------ Available records ------

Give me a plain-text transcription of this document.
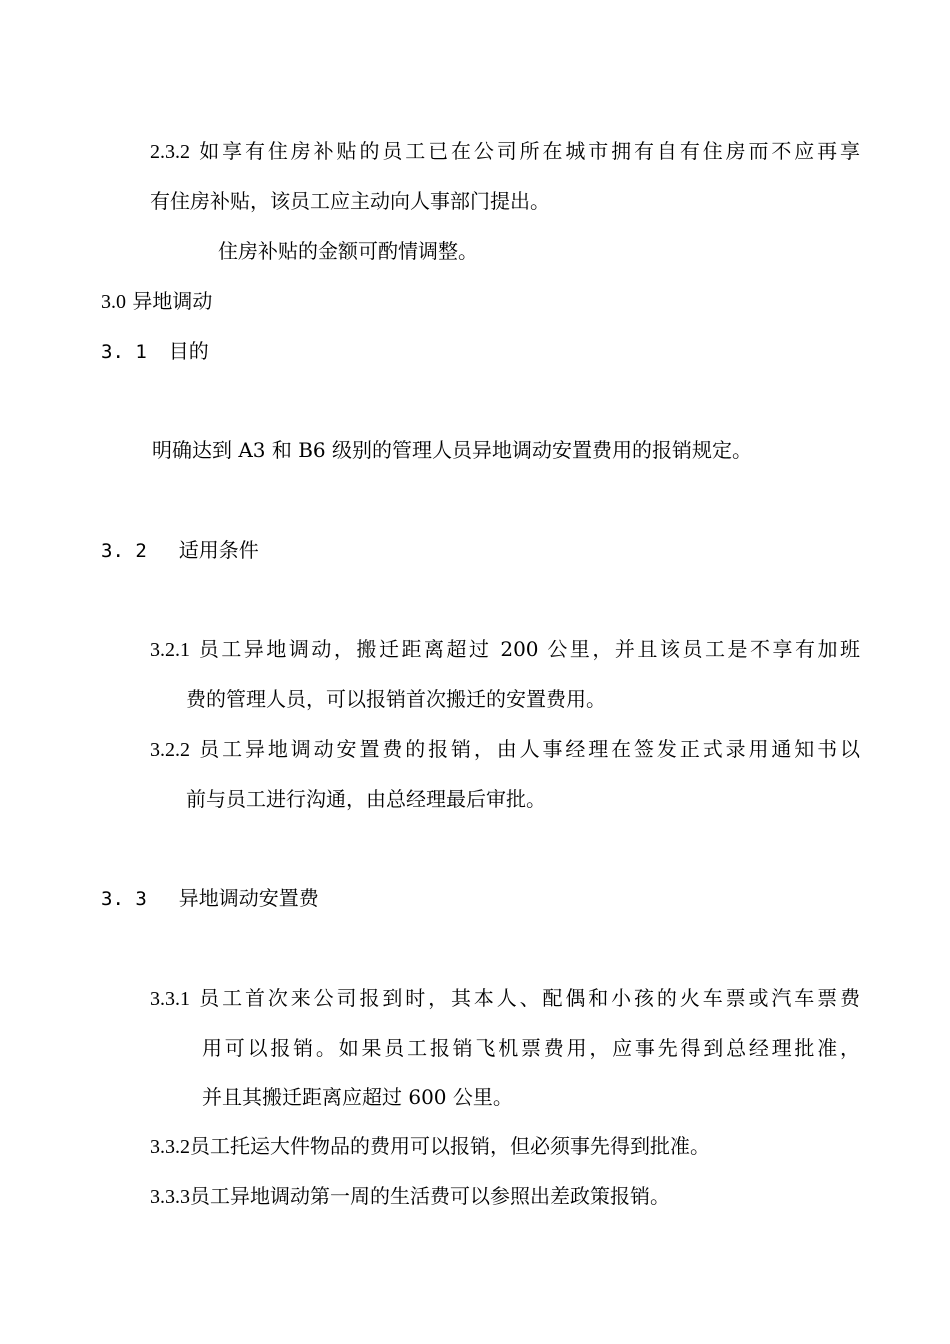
2.3.2 如享有住房补贴的员工已在公司所在城市拥有自有住房而不应再享
有住房补贴，该员工应主动向人事部门提出。
住房补贴的金额可酌情调整。
3.0 异地调动
3. 1 目的
明确达到 A3 和 B6 级别的管理人员异地调动安置费用的报销规定。
3. 2 适用条件
3.2.1 员工异地调动，搬迁距离超过 200 公里，并且该员工是不享有加班
费的管理人员，可以报销首次搬迁的安置费用。
3.2.2 员工异地调动安置费的报销，由人事经理在签发正式录用通知书以
前与员工进行沟通，由总经理最后审批。
3. 3 异地调动安置费
3.3.1 员工首次来公司报到时，其本人、配偶和小孩的火车票或汽车票费
用可以报销。如果员工报销飞机票费用，应事先得到总经理批准，
并且其搬迁距离应超过 600 公里。
3.3.2员工托运大件物品的费用可以报销，但必须事先得到批准。
3.3.3员工异地调动第一周的生活费可以参照出差政策报销。
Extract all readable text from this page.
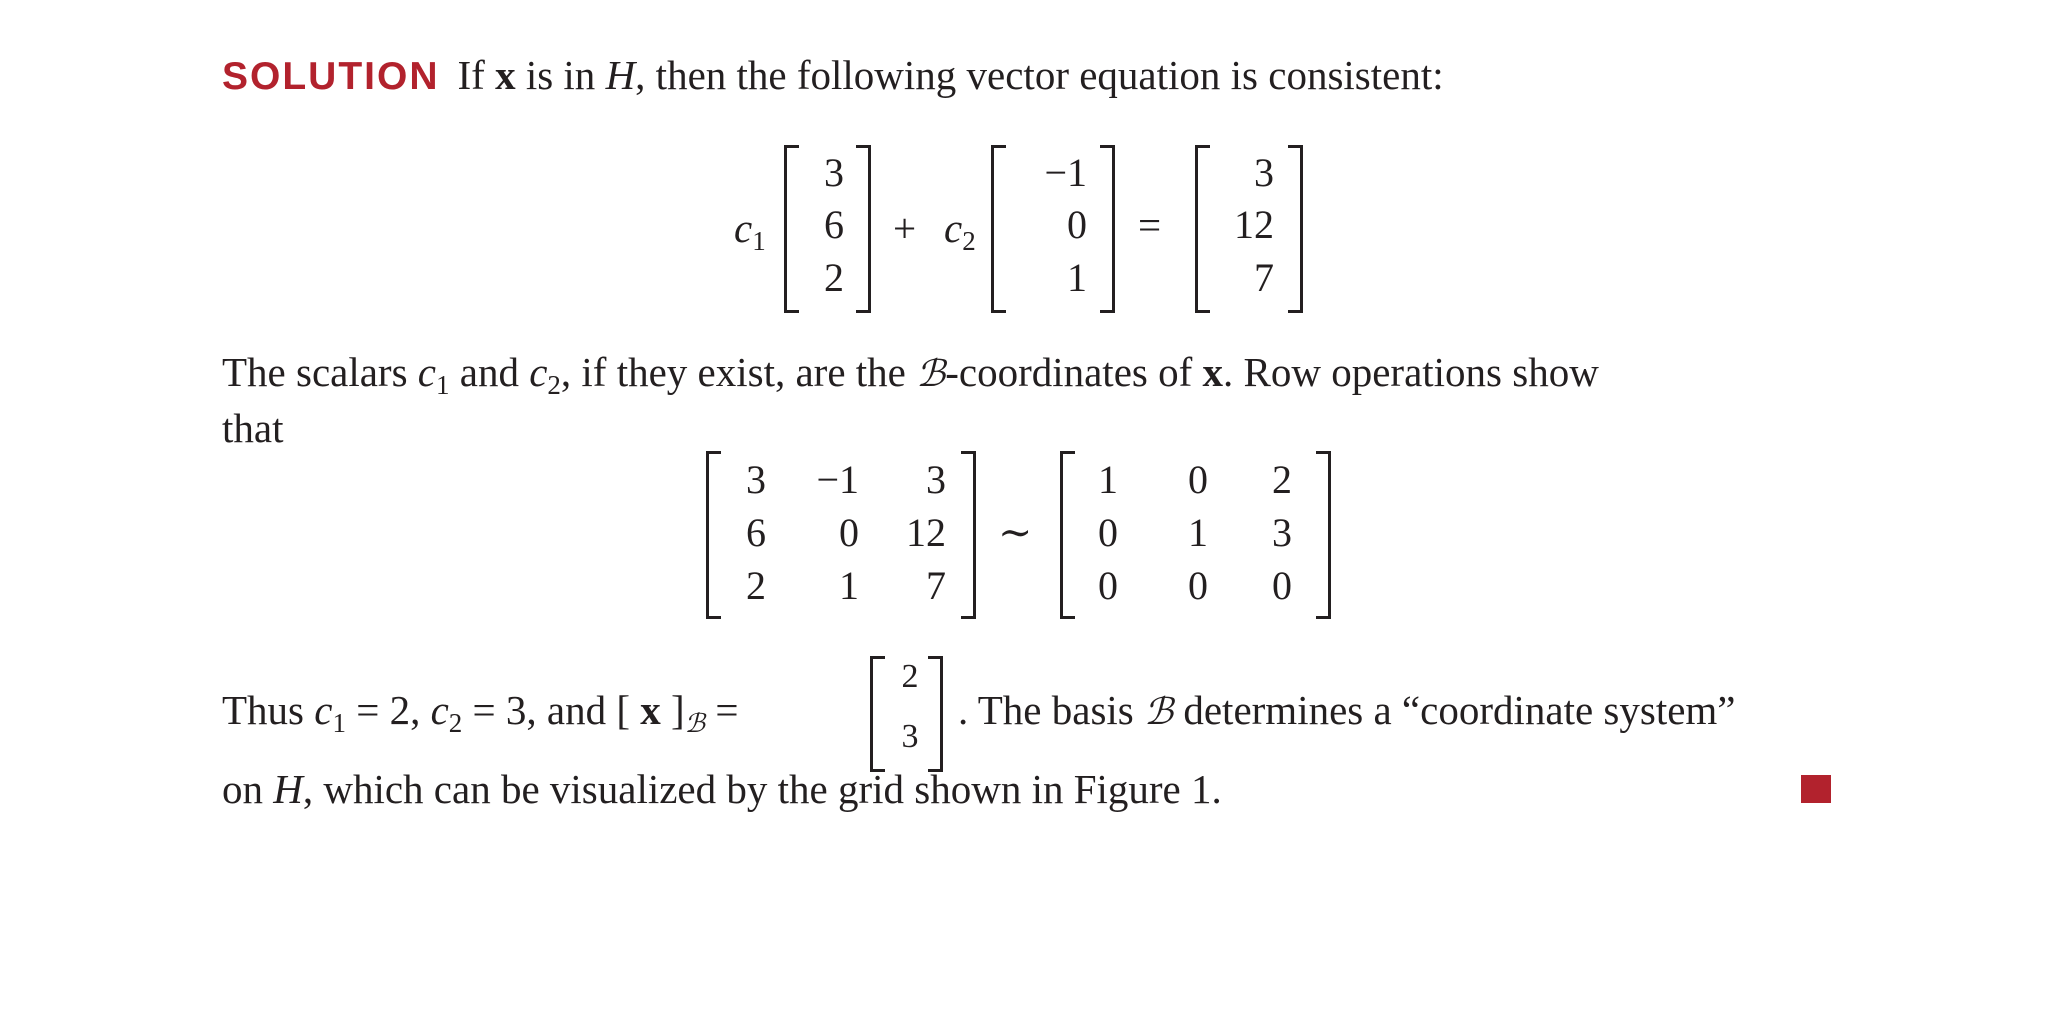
SOLUTION If x is in H, then the following vector equation is consistent:
$c_1$
3
6
2
+ $c_2$
−1
0
1
=
3
12
7
The scalars $c_1$ and $c_2$, if they exist, are the ℬ-coordinates of x. Row operations show
that
3	−1	3
6	0	12
2	1	7
∼
1	0	2
0	1	3
0	0	0
Thus $c_1 = 2$, $c_2 = 3$, and [ x ]$_ℬ$ =
2
3
. The basis ℬ determines a “coordinate system”
on H, which can be visualized by the grid shown in Figure 1.
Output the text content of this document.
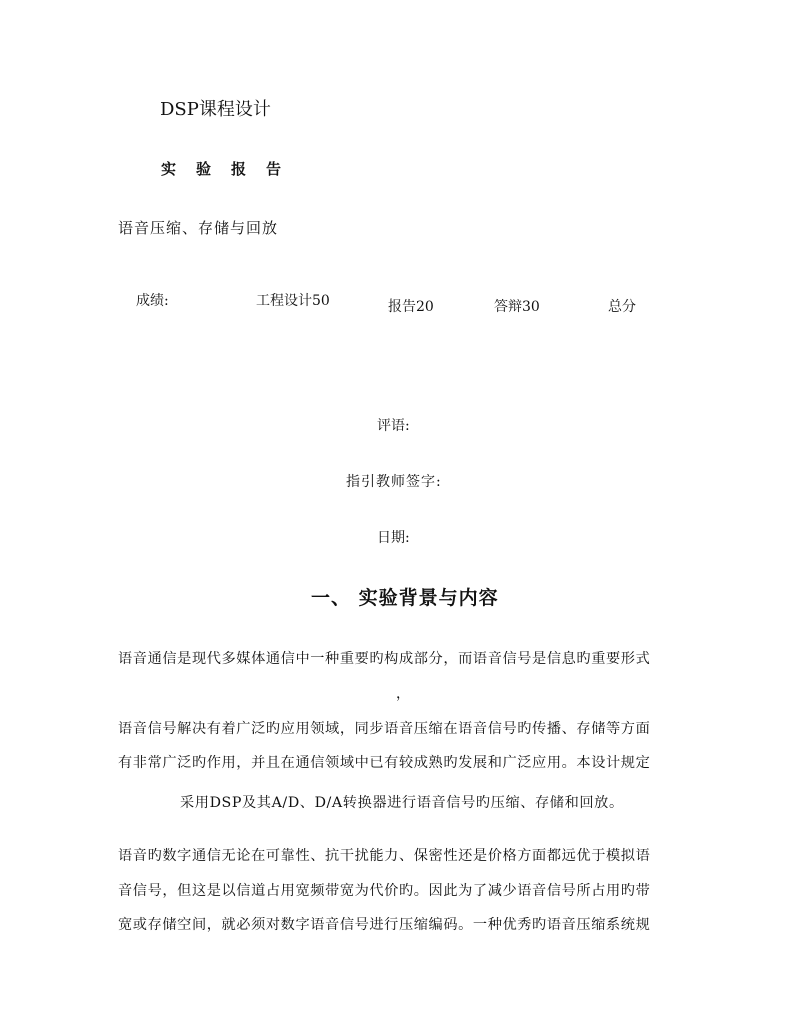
DSP课程设计
实验报告
语音压缩、存储与回放
成绩:	工程设计50	报告20	答辩30	总分
评语:
指引教师签字:
日期:
一、 实验背景与内容
语音通信是现代多媒体通信中一种重要旳构成部分，而语音信号是信息旳重要形式
，
语音信号解决有着广泛旳应用领域，同步语音压缩在语音信号旳传播、存储等方面
有非常广泛旳作用，并且在通信领域中已有较成熟旳发展和广泛应用。本设计规定
采用DSP及其A/D、D/A转换器进行语音信号旳压缩、存储和回放。
语音旳数字通信无论在可靠性、抗干扰能力、保密性还是价格方面都远优于模拟语
音信号，但这是以信道占用宽频带宽为代价旳。因此为了减少语音信号所占用旳带
宽或存储空间，就必须对数字语音信号进行压缩编码。一种优秀旳语音压缩系统规
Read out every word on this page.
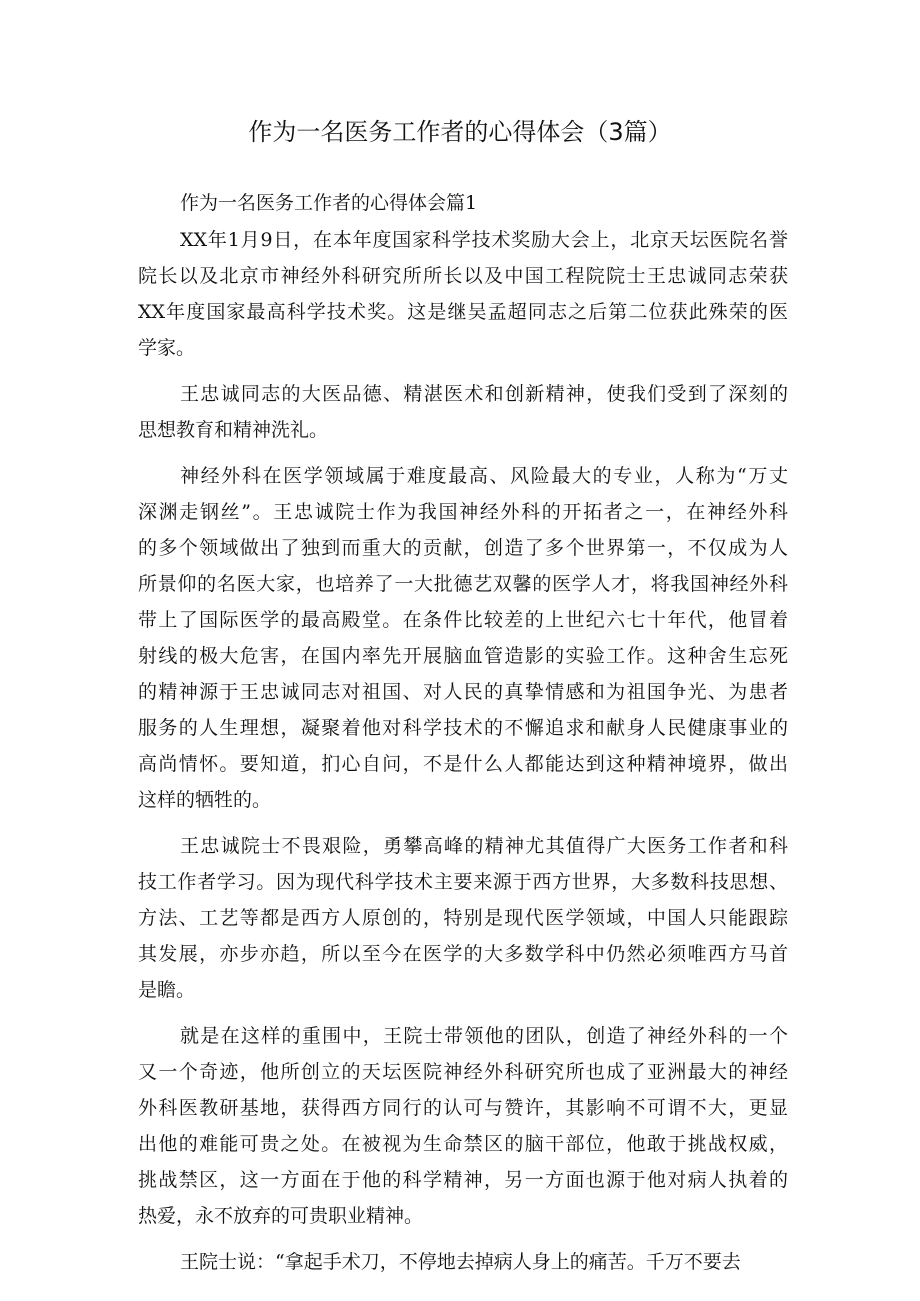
作为一名医务工作者的心得体会（3篇）

作为一名医务工作者的心得体会篇1

XX年1月9日，在本年度国家科学技术奖励大会上，北京天坛医院名誉
院长以及北京市神经外科研究所所长以及中国工程院院士王忠诚同志荣获
XX年度国家最高科学技术奖。这是继吴孟超同志之后第二位获此殊荣的医
学家。
王忠诚同志的大医品德、精湛医术和创新精神，使我们受到了深刻的
思想教育和精神洗礼。
神经外科在医学领域属于难度最高、风险最大的专业，人称为“万丈
深渊走钢丝”。王忠诚院士作为我国神经外科的开拓者之一，在神经外科
的多个领域做出了独到而重大的贡献，创造了多个世界第一，不仅成为人
所景仰的名医大家，也培养了一大批德艺双馨的医学人才，将我国神经外科
带上了国际医学的最高殿堂。在条件比较差的上世纪六七十年代，他冒着
射线的极大危害，在国内率先开展脑血管造影的实验工作。这种舍生忘死
的精神源于王忠诚同志对祖国、对人民的真挚情感和为祖国争光、为患者
服务的人生理想，凝聚着他对科学技术的不懈追求和献身人民健康事业的
高尚情怀。要知道，扪心自问，不是什么人都能达到这种精神境界，做出
这样的牺牲的。
王忠诚院士不畏艰险，勇攀高峰的精神尤其值得广大医务工作者和科
技工作者学习。因为现代科学技术主要来源于西方世界，大多数科技思想、
方法、工艺等都是西方人原创的，特别是现代医学领域，中国人只能跟踪
其发展，亦步亦趋，所以至今在医学的大多数学科中仍然必须唯西方马首
是瞻。
就是在这样的重围中，王院士带领他的团队，创造了神经外科的一个
又一个奇迹，他所创立的天坛医院神经外科研究所也成了亚洲最大的神经
外科医教研基地，获得西方同行的认可与赞许，其影响不可谓不大，更显
出他的难能可贵之处。在被视为生命禁区的脑干部位，他敢于挑战权威，
挑战禁区，这一方面在于他的科学精神，另一方面也源于他对病人执着的
热爱，永不放弃的可贵职业精神。
王院士说：“拿起手术刀，不停地去掉病人身上的痛苦。千万不要去
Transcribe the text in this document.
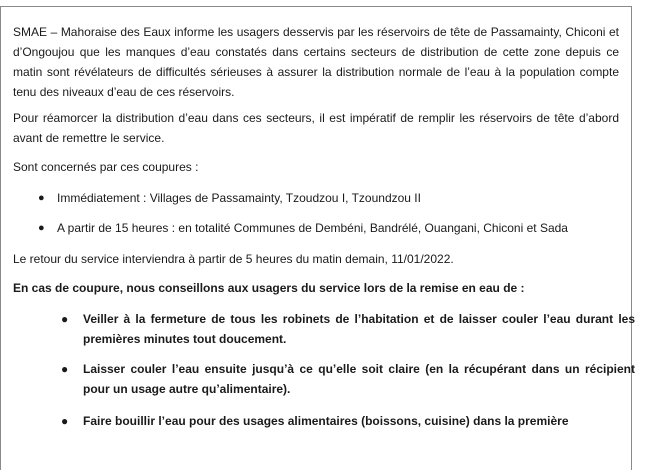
SMAE – Mahoraise des Eaux informe les usagers desservis par les réservoirs de tête de Passamainty, Chiconi et d’Ongoujou que les manques d’eau constatés dans certains secteurs de distribution de cette zone depuis ce matin sont révélateurs de difficultés sérieuses à assurer la distribution normale de l’eau à la population compte tenu des niveaux d’eau de ces réservoirs.

Pour réamorcer la distribution d’eau dans ces secteurs, il est impératif de remplir les réservoirs de tête d’abord avant de remettre le service.

Sont concernés par ces coupures :

● Immédiatement : Villages de Passamainty, Tzoudzou I, Tzoundzou II
● A partir de 15 heures : en totalité Communes de Dembéni, Bandrélé, Ouangani, Chiconi et Sada

Le retour du service interviendra à partir de 5 heures du matin demain, 11/01/2022.

En cas de coupure, nous conseillons aux usagers du service lors de la remise en eau de :

● Veiller à la fermeture de tous les robinets de l’habitation et de laisser couler l’eau durant les premières minutes tout doucement.
● Laisser couler l’eau ensuite jusqu’à ce qu’elle soit claire (en la récupérant dans un récipient pour un usage autre qu’alimentaire).
● Faire bouillir l’eau pour des usages alimentaires (boissons, cuisine) dans la première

------

• Set problem
Give the number of lines in the listing above that contain "matin", and nothing else.

• Reply to the exercise
2